◆ **What is required**
Without the pictures, set down the records below word for word.

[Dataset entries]
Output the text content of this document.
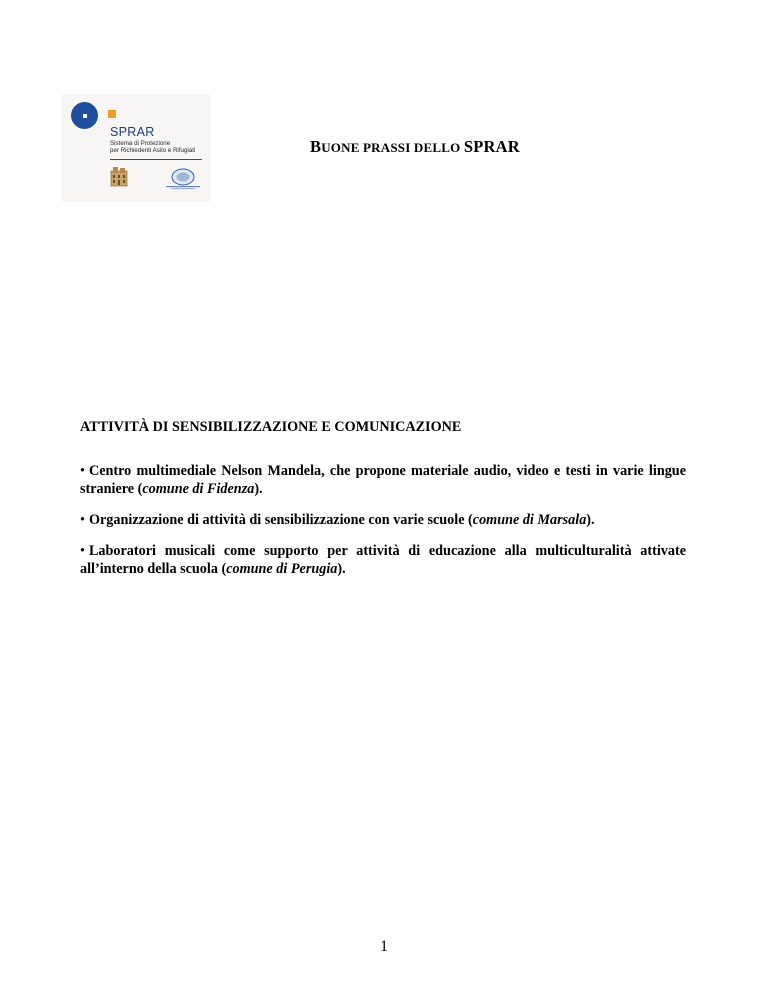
SPRAR
Sistema di Protezione
per Richiedenti Asilo e Rifugiati	BUONE PRASSI DELLO SPRAR
ATTIVITÀ DI SENSIBILIZZAZIONE E COMUNICAZIONE
• Centro multimediale Nelson Mandela, che propone materiale audio, video e testi in varie lingue straniere (comune di Fidenza).
• Organizzazione di attività di sensibilizzazione con varie scuole (comune di Marsala).
• Laboratori musicali come supporto per attività di educazione alla multiculturalità attivate all’interno della scuola (comune di Perugia).
1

◆ **Written answer**
Output the text content of this document.
SPRAR
Sistema di Protezione
per Richiedenti Asilo e Rifugiati	BUONE PRASSI DELLO SPRAR
ATTIVITÀ DI SENSIBILIZZAZIONE E COMUNICAZIONE
• Centro multimediale Nelson Mandela, che propone materiale audio, video e testi in varie lingue straniere (comune di Fidenza).
• Organizzazione di attività di sensibilizzazione con varie scuole (comune di Marsala).
• Laboratori musicali come supporto per attività di educazione alla multiculturalità attivate all’interno della scuola (comune di Perugia).
1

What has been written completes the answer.